Dataset records
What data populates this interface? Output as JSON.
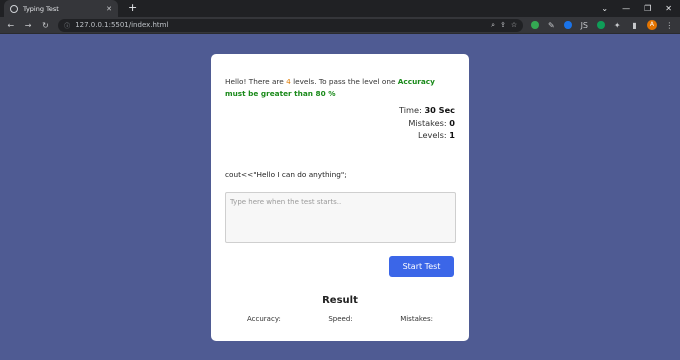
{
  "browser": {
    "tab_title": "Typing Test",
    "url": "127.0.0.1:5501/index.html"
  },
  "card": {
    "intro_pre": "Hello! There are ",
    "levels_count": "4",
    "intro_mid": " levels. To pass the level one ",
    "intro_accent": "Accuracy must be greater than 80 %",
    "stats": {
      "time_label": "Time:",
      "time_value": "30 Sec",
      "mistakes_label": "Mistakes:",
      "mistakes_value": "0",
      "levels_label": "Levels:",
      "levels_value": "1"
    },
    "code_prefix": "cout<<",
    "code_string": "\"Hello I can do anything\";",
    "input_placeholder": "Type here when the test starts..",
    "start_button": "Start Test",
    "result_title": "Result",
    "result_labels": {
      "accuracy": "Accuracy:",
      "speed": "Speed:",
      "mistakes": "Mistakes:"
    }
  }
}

---

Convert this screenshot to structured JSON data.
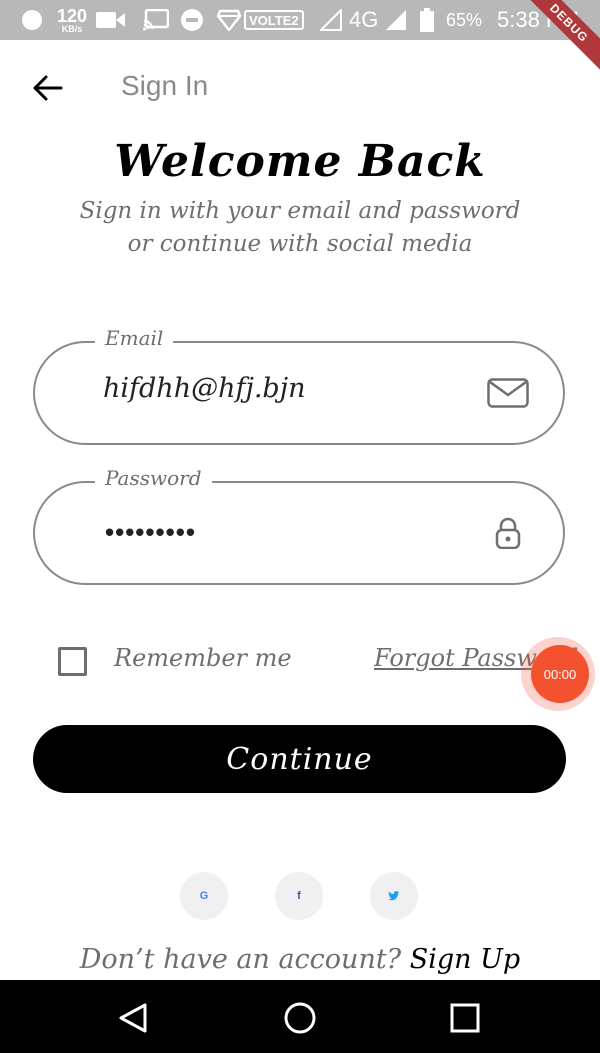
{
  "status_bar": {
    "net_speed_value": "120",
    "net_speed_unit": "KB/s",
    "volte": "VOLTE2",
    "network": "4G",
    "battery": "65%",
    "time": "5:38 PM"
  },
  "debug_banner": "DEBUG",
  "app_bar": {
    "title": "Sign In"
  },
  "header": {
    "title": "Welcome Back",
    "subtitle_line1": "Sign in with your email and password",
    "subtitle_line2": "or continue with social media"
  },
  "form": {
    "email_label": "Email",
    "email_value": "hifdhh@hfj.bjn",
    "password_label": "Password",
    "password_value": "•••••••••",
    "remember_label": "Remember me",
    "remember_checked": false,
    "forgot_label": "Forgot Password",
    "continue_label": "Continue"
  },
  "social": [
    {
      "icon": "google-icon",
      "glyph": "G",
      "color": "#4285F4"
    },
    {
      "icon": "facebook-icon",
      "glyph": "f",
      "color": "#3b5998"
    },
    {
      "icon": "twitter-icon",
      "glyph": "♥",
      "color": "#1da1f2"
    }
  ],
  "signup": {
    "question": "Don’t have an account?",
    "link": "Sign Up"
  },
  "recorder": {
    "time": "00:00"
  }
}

==

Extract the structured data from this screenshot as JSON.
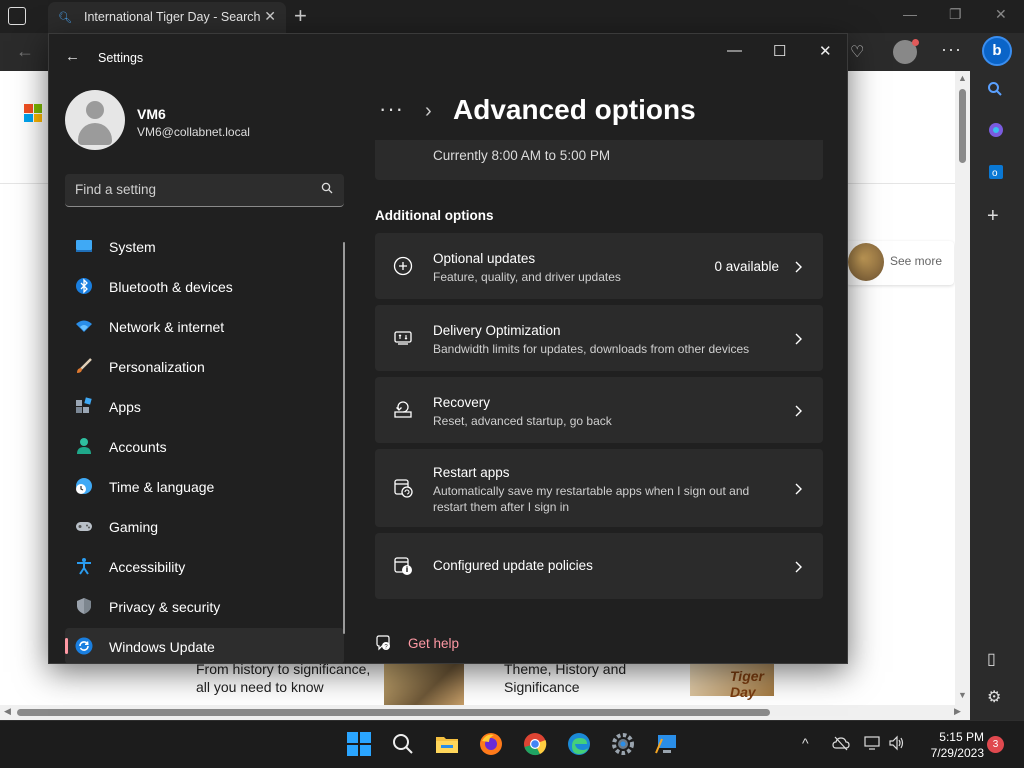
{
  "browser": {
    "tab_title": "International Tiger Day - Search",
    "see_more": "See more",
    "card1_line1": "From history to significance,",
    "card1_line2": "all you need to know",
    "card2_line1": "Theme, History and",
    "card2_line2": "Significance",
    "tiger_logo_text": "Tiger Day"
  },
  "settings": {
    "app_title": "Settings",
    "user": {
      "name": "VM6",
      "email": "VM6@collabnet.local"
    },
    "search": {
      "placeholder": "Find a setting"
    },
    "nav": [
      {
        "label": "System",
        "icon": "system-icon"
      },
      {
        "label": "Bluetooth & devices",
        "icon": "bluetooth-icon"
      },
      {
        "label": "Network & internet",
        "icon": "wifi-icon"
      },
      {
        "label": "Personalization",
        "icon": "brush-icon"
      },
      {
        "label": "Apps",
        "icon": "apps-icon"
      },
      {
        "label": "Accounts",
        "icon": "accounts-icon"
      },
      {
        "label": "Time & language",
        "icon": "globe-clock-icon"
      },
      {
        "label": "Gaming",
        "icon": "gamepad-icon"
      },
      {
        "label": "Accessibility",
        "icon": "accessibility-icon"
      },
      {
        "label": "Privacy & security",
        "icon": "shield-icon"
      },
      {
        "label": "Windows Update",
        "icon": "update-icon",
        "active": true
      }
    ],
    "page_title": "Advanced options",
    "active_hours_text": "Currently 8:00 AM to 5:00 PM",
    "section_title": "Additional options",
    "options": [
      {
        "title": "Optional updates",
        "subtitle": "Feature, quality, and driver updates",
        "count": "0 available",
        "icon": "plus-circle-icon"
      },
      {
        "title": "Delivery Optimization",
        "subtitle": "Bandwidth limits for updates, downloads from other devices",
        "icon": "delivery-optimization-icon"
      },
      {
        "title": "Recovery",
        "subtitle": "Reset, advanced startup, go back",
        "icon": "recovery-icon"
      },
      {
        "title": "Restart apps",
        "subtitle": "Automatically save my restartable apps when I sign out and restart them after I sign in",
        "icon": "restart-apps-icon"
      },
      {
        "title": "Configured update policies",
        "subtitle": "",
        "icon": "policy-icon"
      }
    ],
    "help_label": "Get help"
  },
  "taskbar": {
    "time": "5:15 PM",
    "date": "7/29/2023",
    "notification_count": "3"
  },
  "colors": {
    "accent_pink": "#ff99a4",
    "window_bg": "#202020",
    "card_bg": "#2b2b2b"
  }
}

- **Stated exercise**
Search the records for the word "when" and copy every line where it occurs.

- **Solution for this task**
    "input_placeholder": "Type here when the test starts..",
        "subtitle": "Automatically save my restartable apps when I sign out and restart them after I sign in",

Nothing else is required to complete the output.